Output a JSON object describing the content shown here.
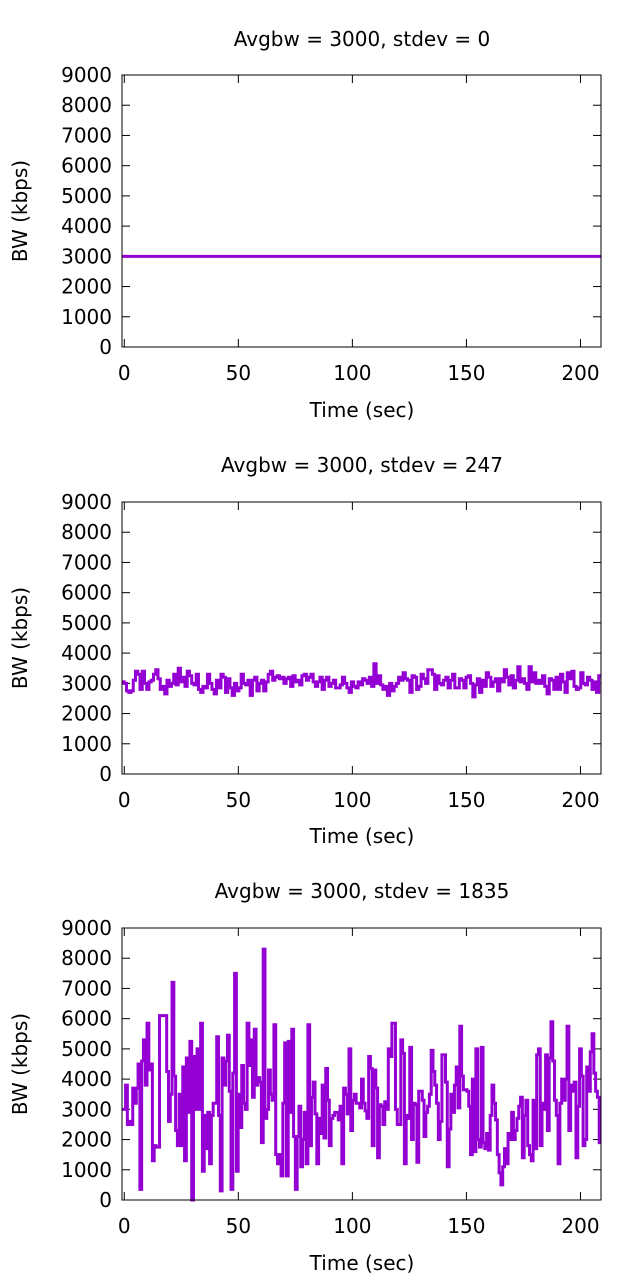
{
  "colors": {
    "series": "#9400d3",
    "axis": "#000000",
    "background": "#ffffff"
  },
  "chart_data": [
    {
      "type": "line",
      "title": "Avgbw = 3000, stdev = 0",
      "xlabel": "Time (sec)",
      "ylabel": "BW (kbps)",
      "xlim": [
        -1,
        209
      ],
      "ylim": [
        0,
        9000
      ],
      "xticks": [
        "0",
        "50",
        "100",
        "150",
        "200"
      ],
      "yticks": [
        "0",
        "1000",
        "2000",
        "3000",
        "4000",
        "5000",
        "6000",
        "7000",
        "8000",
        "9000"
      ],
      "grid": false,
      "series": [
        {
          "name": "BW",
          "step": 1,
          "values": [
            3000,
            3000
          ],
          "x": [
            -1,
            209
          ]
        }
      ]
    },
    {
      "type": "line",
      "title": "Avgbw = 3000, stdev = 247",
      "xlabel": "Time (sec)",
      "ylabel": "BW (kbps)",
      "xlim": [
        -1,
        209
      ],
      "ylim": [
        0,
        9000
      ],
      "xticks": [
        "0",
        "50",
        "100",
        "150",
        "200"
      ],
      "yticks": [
        "0",
        "1000",
        "2000",
        "3000",
        "4000",
        "5000",
        "6000",
        "7000",
        "8000",
        "9000"
      ],
      "grid": false,
      "series": [
        {
          "name": "BW",
          "step": 1,
          "x0": -1,
          "values": [
            3050,
            3000,
            2750,
            2700,
            2750,
            3100,
            3400,
            3300,
            2800,
            3400,
            3000,
            2800,
            3050,
            3100,
            3300,
            3450,
            3150,
            2800,
            2900,
            2650,
            3100,
            2900,
            3000,
            3300,
            2950,
            3500,
            3050,
            3200,
            2900,
            3400,
            3250,
            3000,
            2950,
            3300,
            2800,
            2700,
            2900,
            2850,
            3300,
            3000,
            2800,
            2650,
            3100,
            2850,
            3300,
            3200,
            2700,
            3150,
            2850,
            2600,
            3000,
            2750,
            2850,
            3300,
            3000,
            2950,
            3100,
            2600,
            3100,
            3200,
            2750,
            3000,
            3100,
            2750,
            3050,
            3300,
            3400,
            3100,
            3200,
            3250,
            3150,
            3200,
            3000,
            3150,
            3200,
            2900,
            3250,
            3050,
            3100,
            2950,
            3250,
            3300,
            3100,
            3200,
            3300,
            3050,
            2900,
            3050,
            3200,
            2800,
            3100,
            3200,
            2900,
            3000,
            3100,
            2850,
            2850,
            2950,
            3200,
            3000,
            2850,
            2700,
            3050,
            2900,
            2850,
            3050,
            2950,
            3150,
            3100,
            3000,
            3200,
            2900,
            3650,
            3000,
            3250,
            2950,
            2800,
            2900,
            2600,
            3000,
            2750,
            2900,
            3000,
            3200,
            3100,
            3350,
            3150,
            3100,
            2700,
            3250,
            3200,
            2800,
            2900,
            3300,
            3150,
            3000,
            3450,
            3450,
            3300,
            2800,
            3250,
            3000,
            2950,
            3100,
            3200,
            2850,
            3100,
            3300,
            2850,
            2850,
            3150,
            3100,
            2850,
            3200,
            3250,
            3000,
            2550,
            2950,
            3150,
            2700,
            3100,
            2900,
            3350,
            3200,
            2900,
            3050,
            3150,
            2750,
            3150,
            3050,
            3450,
            3200,
            2950,
            3250,
            2850,
            3100,
            3550,
            3050,
            3150,
            3000,
            2800,
            3550,
            3050,
            3350,
            3000,
            3100,
            3000,
            3250,
            2900,
            2650,
            3150,
            3100,
            2800,
            3200,
            2800,
            3300,
            3050,
            2700,
            3350,
            3150,
            3400,
            2900,
            2800,
            2850,
            3350,
            3000,
            2950,
            3200,
            3100,
            2800,
            3050,
            2700,
            3250
          ]
        }
      ]
    },
    {
      "type": "line",
      "title": "Avgbw = 3000, stdev = 1835",
      "xlabel": "Time (sec)",
      "ylabel": "BW (kbps)",
      "xlim": [
        -1,
        209
      ],
      "ylim": [
        0,
        9000
      ],
      "xticks": [
        "0",
        "50",
        "100",
        "150",
        "200"
      ],
      "yticks": [
        "0",
        "1000",
        "2000",
        "3000",
        "4000",
        "5000",
        "6000",
        "7000",
        "8000",
        "9000"
      ],
      "grid": false,
      "series": [
        {
          "name": "BW",
          "step": 1,
          "x0": -1,
          "values": [
            3000,
            3000,
            3800,
            2500,
            2600,
            2500,
            3700,
            3200,
            3700,
            4500,
            350,
            4600,
            5300,
            3800,
            5850,
            4300,
            4500,
            1300,
            1800,
            1750,
            1750,
            6100,
            6100,
            6100,
            6100,
            4250,
            2600,
            3500,
            7200,
            4100,
            2300,
            1800,
            3500,
            1800,
            4400,
            1300,
            4700,
            2900,
            5250,
            0,
            4750,
            3000,
            5000,
            3000,
            5850,
            950,
            2800,
            1700,
            2900,
            1200,
            2800,
            3200,
            3200,
            5400,
            2800,
            300,
            4700,
            3800,
            4600,
            5450,
            3600,
            350,
            4200,
            7500,
            950,
            3500,
            2400,
            4450,
            3200,
            3000,
            5850,
            4450,
            5300,
            3400,
            5650,
            3800,
            4050,
            3900,
            1900,
            8300,
            2700,
            3000,
            4300,
            3500,
            3300,
            5800,
            1500,
            1200,
            1500,
            800,
            3200,
            5200,
            800,
            5250,
            2900,
            5650,
            2100,
            350,
            2100,
            3100,
            1100,
            2000,
            2900,
            1200,
            5800,
            1800,
            3400,
            3900,
            2850,
            1200,
            2700,
            2200,
            3800,
            2050,
            4350,
            3300,
            1800,
            2700,
            2800,
            2900,
            2900,
            2650,
            3100,
            1200,
            3700,
            3500,
            2850,
            5000,
            2300,
            3300,
            3500,
            3200,
            3200,
            3050,
            4000,
            3200,
            2950,
            2700,
            4750,
            4350,
            1800,
            4300,
            3700,
            1400,
            3150,
            3100,
            2500,
            3250,
            3000,
            5000,
            4750,
            5850,
            5850,
            3000,
            2500,
            2500,
            5300,
            4850,
            1200,
            2800,
            2700,
            5050,
            2000,
            3200,
            3150,
            1250,
            3600,
            3600,
            3300,
            2100,
            2900,
            3100,
            3500,
            4950,
            4250,
            3800,
            3200,
            2000,
            2600,
            4800,
            4800,
            3900,
            1100,
            2350,
            3500,
            2900,
            3800,
            4400,
            3050,
            5750,
            4100,
            3650,
            3650,
            3600,
            3100,
            1500,
            4000,
            1600,
            5000,
            2000,
            1750,
            5050,
            1900,
            1700,
            2200,
            1650,
            2800,
            3800,
            3200,
            2650,
            1500,
            900,
            500,
            1100,
            1700,
            1200,
            2200,
            2000,
            2900,
            2000,
            2300,
            2700,
            3100,
            3400,
            1400,
            2800,
            3300,
            1800,
            1500,
            1300,
            3300,
            1700,
            4800,
            5000,
            1800,
            3200,
            3000,
            4800,
            2300,
            4700,
            5900,
            4600,
            3300,
            2800,
            1200,
            3200,
            4000,
            3300,
            4000,
            5750,
            2300,
            3800,
            3600,
            3900,
            1400,
            3100,
            5000,
            4100,
            1800,
            2000,
            4400,
            3600,
            4900,
            5500,
            4200,
            3600,
            3400,
            1900
          ]
        }
      ]
    }
  ]
}
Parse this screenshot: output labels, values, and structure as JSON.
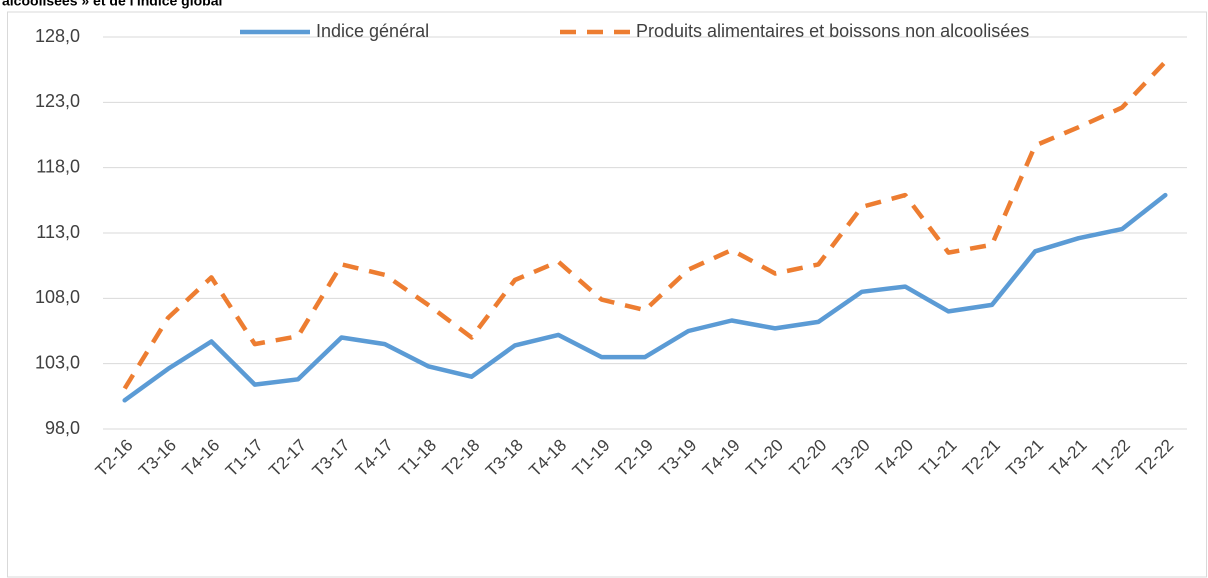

==============================

Pictures stay out of the copy; please restate every record above exactly.

* [Task answer]:
Output a JSON object describing the content shown here.
{
  "colors": {
    "series": "#9400d3",
    "axis": "#000000",
    "background": "#ffffff"
  },
  "chart_data": [
    {
      "type": "line",
      "title": "Avgbw = 3000, stdev = 0",
      "xlabel": "Time (sec)",
      "ylabel": "BW (kbps)",
      "xlim": [
        -1,
        209
      ],
      "ylim": [
        0,
        9000
      ],
      "xticks": [
        "0",
        "50",
        "100",
        "150",
        "200"
      ],
      "yticks": [
        "0",
        "1000",
        "2000",
        "3000",
        "4000",
        "5000",
        "6000",
        "7000",
        "8000",
        "9000"
      ],
      "grid": false,
      "series": [
        {
          "name": "BW",
          "step": 1,
          "values": [
            3000,
            3000
          ],
          "x": [
            -1,
            209
          ]
        }
      ]
    },
    {
      "type": "line",
      "title": "Avgbw = 3000, stdev = 247",
      "xlabel": "Time (sec)",
      "ylabel": "BW (kbps)",
      "xlim": [
        -1,
        209
      ],
      "ylim": [
        0,
        9000
      ],
      "xticks": [
        "0",
        "50",
        "100",
        "150",
        "200"
      ],
      "yticks": [
        "0",
        "1000",
        "2000",
        "3000",
        "4000",
        "5000",
        "6000",
        "7000",
        "8000",
        "9000"
      ],
      "grid": false,
      "series": [
        {
          "name": "BW",
          "step": 1,
          "x0": -1,
          "values": [
            3050,
            3000,
            2750,
            2700,
            2750,
            3100,
            3400,
            3300,
            2800,
            3400,
            3000,
            2800,
            3050,
            3100,
            3300,
            3450,
            3150,
            2800,
            2900,
            2650,
            3100,
            2900,
            3000,
            3300,
            2950,
            3500,
            3050,
            3200,
            2900,
            3400,
            3250,
            3000,
            2950,
            3300,
            2800,
            2700,
            2900,
            2850,
            3300,
            3000,
            2800,
            2650,
            3100,
            2850,
            3300,
            3200,
            2700,
            3150,
            2850,
            2600,
            3000,
            2750,
            2850,
            3300,
            3000,
            2950,
            3100,
            2600,
            3100,
            3200,
            2750,
            3000,
            3100,
            2750,
            3050,
            3300,
            3400,
            3100,
            3200,
            3250,
            3150,
            3200,
            3000,
            3150,
            3200,
            2900,
            3250,
            3050,
            3100,
            2950,
            3250,
            3300,
            3100,
            3200,
            3300,
            3050,
            2900,
            3050,
            3200,
            2800,
            3100,
            3200,
            2900,
            3000,
            3100,
            2850,
            2850,
            2950,
            3200,
            3000,
            2850,
            2700,
            3050,
            2900,
            2850,
            3050,
            2950,
            3150,
            3100,
            3000,
            3200,
            2900,
            3650,
            3000,
            3250,
            2950,
            2800,
            2900,
            2600,
            3000,
            2750,
            2900,
            3000,
            3200,
            3100,
            3350,
            3150,
            3100,
            2700,
            3250,
            3200,
            2800,
            2900,
            3300,
            3150,
            3000,
            3450,
            3450,
            3300,
            2800,
            3250,
            3000,
            2950,
            3100,
            3200,
            2850,
            3100,
            3300,
            2850,
            2850,
            3150,
            3100,
            2850,
            3200,
            3250,
            3000,
            2550,
            2950,
            3150,
            2700,
            3100,
            2900,
            3350,
            3200,
            2900,
            3050,
            3150,
            2750,
            3150,
            3050,
            3450,
            3200,
            2950,
            3250,
            2850,
            3100,
            3550,
            3050,
            3150,
            3000,
            2800,
            3550,
            3050,
            3350,
            3000,
            3100,
            3000,
            3250,
            2900,
            2650,
            3150,
            3100,
            2800,
            3200,
            2800,
            3300,
            3050,
            2700,
            3350,
            3150,
            3400,
            2900,
            2800,
            2850,
            3350,
            3000,
            2950,
            3200,
            3100,
            2800,
            3050,
            2700,
            3250
          ]
        }
      ]
    },
    {
      "type": "line",
      "title": "Avgbw = 3000, stdev = 1835",
      "xlabel": "Time (sec)",
      "ylabel": "BW (kbps)",
      "xlim": [
        -1,
        209
      ],
      "ylim": [
        0,
        9000
      ],
      "xticks": [
        "0",
        "50",
        "100",
        "150",
        "200"
      ],
      "yticks": [
        "0",
        "1000",
        "2000",
        "3000",
        "4000",
        "5000",
        "6000",
        "7000",
        "8000",
        "9000"
      ],
      "grid": false,
      "series": [
        {
          "name": "BW",
          "step": 1,
          "x0": -1,
          "values": [
            3000,
            3000,
            3800,
            2500,
            2600,
            2500,
            3700,
            3200,
            3700,
            4500,
            350,
            4600,
            5300,
            3800,
            5850,
            4300,
            4500,
            1300,
            1800,
            1750,
            1750,
            6100,
            6100,
            6100,
            6100,
            4250,
            2600,
            3500,
            7200,
            4100,
            2300,
            1800,
            3500,
            1800,
            4400,
            1300,
            4700,
            2900,
            5250,
            0,
            4750,
            3000,
            5000,
            3000,
            5850,
            950,
            2800,
            1700,
            2900,
            1200,
            2800,
            3200,
            3200,
            5400,
            2800,
            300,
            4700,
            3800,
            4600,
            5450,
            3600,
            350,
            4200,
            7500,
            950,
            3500,
            2400,
            4450,
            3200,
            3000,
            5850,
            4450,
            5300,
            3400,
            5650,
            3800,
            4050,
            3900,
            1900,
            8300,
            2700,
            3000,
            4300,
            3500,
            3300,
            5800,
            1500,
            1200,
            1500,
            800,
            3200,
            5200,
            800,
            5250,
            2900,
            5650,
            2100,
            350,
            2100,
            3100,
            1100,
            2000,
            2900,
            1200,
            5800,
            1800,
            3400,
            3900,
            2850,
            1200,
            2700,
            2200,
            3800,
            2050,
            4350,
            3300,
            1800,
            2700,
            2800,
            2900,
            2900,
            2650,
            3100,
            1200,
            3700,
            3500,
            2850,
            5000,
            2300,
            3300,
            3500,
            3200,
            3200,
            3050,
            4000,
            3200,
            2950,
            2700,
            4750,
            4350,
            1800,
            4300,
            3700,
            1400,
            3150,
            3100,
            2500,
            3250,
            3000,
            5000,
            4750,
            5850,
            5850,
            3000,
            2500,
            2500,
            5300,
            4850,
            1200,
            2800,
            2700,
            5050,
            2000,
            3200,
            3150,
            1250,
            3600,
            3600,
            3300,
            2100,
            2900,
            3100,
            3500,
            4950,
            4250,
            3800,
            3200,
            2000,
            2600,
            4800,
            4800,
            3900,
            1100,
            2350,
            3500,
            2900,
            3800,
            4400,
            3050,
            5750,
            4100,
            3650,
            3650,
            3600,
            3100,
            1500,
            4000,
            1600,
            5000,
            2000,
            1750,
            5050,
            1900,
            1700,
            2200,
            1650,
            2800,
            3800,
            3200,
            2650,
            1500,
            900,
            500,
            1100,
            1700,
            1200,
            2200,
            2000,
            2900,
            2000,
            2300,
            2700,
            3100,
            3400,
            1400,
            2800,
            3300,
            1800,
            1500,
            1300,
            3300,
            1700,
            4800,
            5000,
            1800,
            3200,
            3000,
            4800,
            2300,
            4700,
            5900,
            4600,
            3300,
            2800,
            1200,
            3200,
            4000,
            3300,
            4000,
            5750,
            2300,
            3800,
            3600,
            3900,
            1400,
            3100,
            5000,
            4100,
            1800,
            2000,
            4400,
            3600,
            4900,
            5500,
            4200,
            3600,
            3400,
            1900
          ]
        }
      ]
    }
  ]
}
Parse this screenshot: output labels, values, and structure as JSON.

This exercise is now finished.